Write the data out again, exactly as given.

--- Recorded information ---

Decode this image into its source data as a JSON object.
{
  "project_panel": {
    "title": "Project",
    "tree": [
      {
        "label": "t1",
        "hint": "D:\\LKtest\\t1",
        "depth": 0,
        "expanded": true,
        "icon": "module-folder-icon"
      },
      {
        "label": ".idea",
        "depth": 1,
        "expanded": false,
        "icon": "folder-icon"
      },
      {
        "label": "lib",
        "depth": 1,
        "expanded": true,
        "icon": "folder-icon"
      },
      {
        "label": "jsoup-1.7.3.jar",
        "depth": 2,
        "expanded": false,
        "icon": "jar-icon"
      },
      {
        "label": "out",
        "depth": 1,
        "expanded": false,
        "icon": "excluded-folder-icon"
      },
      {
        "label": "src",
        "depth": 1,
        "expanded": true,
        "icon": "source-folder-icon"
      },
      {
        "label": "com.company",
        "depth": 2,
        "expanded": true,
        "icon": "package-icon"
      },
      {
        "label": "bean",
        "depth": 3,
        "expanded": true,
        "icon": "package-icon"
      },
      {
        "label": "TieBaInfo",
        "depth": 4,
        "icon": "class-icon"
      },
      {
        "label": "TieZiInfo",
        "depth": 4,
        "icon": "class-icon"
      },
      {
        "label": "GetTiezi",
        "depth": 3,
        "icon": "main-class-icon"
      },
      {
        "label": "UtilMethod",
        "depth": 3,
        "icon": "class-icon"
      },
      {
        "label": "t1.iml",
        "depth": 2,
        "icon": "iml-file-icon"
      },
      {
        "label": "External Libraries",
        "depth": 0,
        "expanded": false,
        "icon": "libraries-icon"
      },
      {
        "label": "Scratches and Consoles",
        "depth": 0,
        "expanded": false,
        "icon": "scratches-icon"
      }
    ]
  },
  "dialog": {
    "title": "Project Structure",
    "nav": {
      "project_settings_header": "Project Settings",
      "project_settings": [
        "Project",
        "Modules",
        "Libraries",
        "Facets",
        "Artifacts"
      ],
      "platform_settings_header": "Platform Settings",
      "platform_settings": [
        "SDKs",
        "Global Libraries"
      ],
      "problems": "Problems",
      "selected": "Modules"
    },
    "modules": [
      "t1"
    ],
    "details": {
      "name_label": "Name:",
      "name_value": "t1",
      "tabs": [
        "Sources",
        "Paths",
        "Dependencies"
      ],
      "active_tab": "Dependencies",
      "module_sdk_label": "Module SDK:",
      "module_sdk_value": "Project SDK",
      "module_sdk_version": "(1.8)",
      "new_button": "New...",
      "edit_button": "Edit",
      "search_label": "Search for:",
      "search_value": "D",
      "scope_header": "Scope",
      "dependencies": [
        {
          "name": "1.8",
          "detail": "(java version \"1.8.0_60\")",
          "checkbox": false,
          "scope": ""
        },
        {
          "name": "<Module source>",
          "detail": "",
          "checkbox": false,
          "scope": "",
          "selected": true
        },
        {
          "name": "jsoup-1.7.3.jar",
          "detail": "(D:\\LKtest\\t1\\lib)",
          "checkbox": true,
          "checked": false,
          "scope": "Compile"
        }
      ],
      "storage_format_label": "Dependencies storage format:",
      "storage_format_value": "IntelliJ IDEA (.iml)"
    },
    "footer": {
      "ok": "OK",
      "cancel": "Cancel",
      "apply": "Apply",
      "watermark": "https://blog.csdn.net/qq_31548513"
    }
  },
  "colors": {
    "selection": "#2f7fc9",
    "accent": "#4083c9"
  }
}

---

The output>
Decode this image into its source data as a JSON object.
{
  "project_panel": {
    "title": "Project",
    "tree": [
      {
        "label": "t1",
        "hint": "D:\\LKtest\\t1",
        "depth": 0,
        "expanded": true,
        "icon": "module-folder-icon"
      },
      {
        "label": ".idea",
        "depth": 1,
        "expanded": false,
        "icon": "folder-icon"
      },
      {
        "label": "lib",
        "depth": 1,
        "expanded": true,
        "icon": "folder-icon"
      },
      {
        "label": "jsoup-1.7.3.jar",
        "depth": 2,
        "expanded": false,
        "icon": "jar-icon"
      },
      {
        "label": "out",
        "depth": 1,
        "expanded": false,
        "icon": "excluded-folder-icon"
      },
      {
        "label": "src",
        "depth": 1,
        "expanded": true,
        "icon": "source-folder-icon"
      },
      {
        "label": "com.company",
        "depth": 2,
        "expanded": true,
        "icon": "package-icon"
      },
      {
        "label": "bean",
        "depth": 3,
        "expanded": true,
        "icon": "package-icon"
      },
      {
        "label": "TieBaInfo",
        "depth": 4,
        "icon": "class-icon"
      },
      {
        "label": "TieZiInfo",
        "depth": 4,
        "icon": "class-icon"
      },
      {
        "label": "GetTiezi",
        "depth": 3,
        "icon": "main-class-icon"
      },
      {
        "label": "UtilMethod",
        "depth": 3,
        "icon": "class-icon"
      },
      {
        "label": "t1.iml",
        "depth": 2,
        "icon": "iml-file-icon"
      },
      {
        "label": "External Libraries",
        "depth": 0,
        "expanded": false,
        "icon": "libraries-icon"
      },
      {
        "label": "Scratches and Consoles",
        "depth": 0,
        "expanded": false,
        "icon": "scratches-icon"
      }
    ]
  },
  "dialog": {
    "title": "Project Structure",
    "nav": {
      "project_settings_header": "Project Settings",
      "project_settings": [
        "Project",
        "Modules",
        "Libraries",
        "Facets",
        "Artifacts"
      ],
      "platform_settings_header": "Platform Settings",
      "platform_settings": [
        "SDKs",
        "Global Libraries"
      ],
      "problems": "Problems",
      "selected": "Modules"
    },
    "modules": [
      "t1"
    ],
    "details": {
      "name_label": "Name:",
      "name_value": "t1",
      "tabs": [
        "Sources",
        "Paths",
        "Dependencies"
      ],
      "active_tab": "Dependencies",
      "module_sdk_label": "Module SDK:",
      "module_sdk_value": "Project SDK",
      "module_sdk_version": "(1.8)",
      "new_button": "New...",
      "edit_button": "Edit",
      "search_label": "Search for:",
      "search_value": "D",
      "scope_header": "Scope",
      "dependencies": [
        {
          "name": "1.8",
          "detail": "(java version \"1.8.0_60\")",
          "checkbox": false,
          "scope": ""
        },
        {
          "name": "<Module source>",
          "detail": "",
          "checkbox": false,
          "scope": "",
          "selected": true
        },
        {
          "name": "jsoup-1.7.3.jar",
          "detail": "(D:\\LKtest\\t1\\lib)",
          "checkbox": true,
          "checked": false,
          "scope": "Compile"
        }
      ],
      "storage_format_label": "Dependencies storage format:",
      "storage_format_value": "IntelliJ IDEA (.iml)"
    },
    "footer": {
      "ok": "OK",
      "cancel": "Cancel",
      "apply": "Apply",
      "watermark": "https://blog.csdn.net/qq_31548513"
    }
  },
  "colors": {
    "selection": "#2f7fc9",
    "accent": "#4083c9"
  }
}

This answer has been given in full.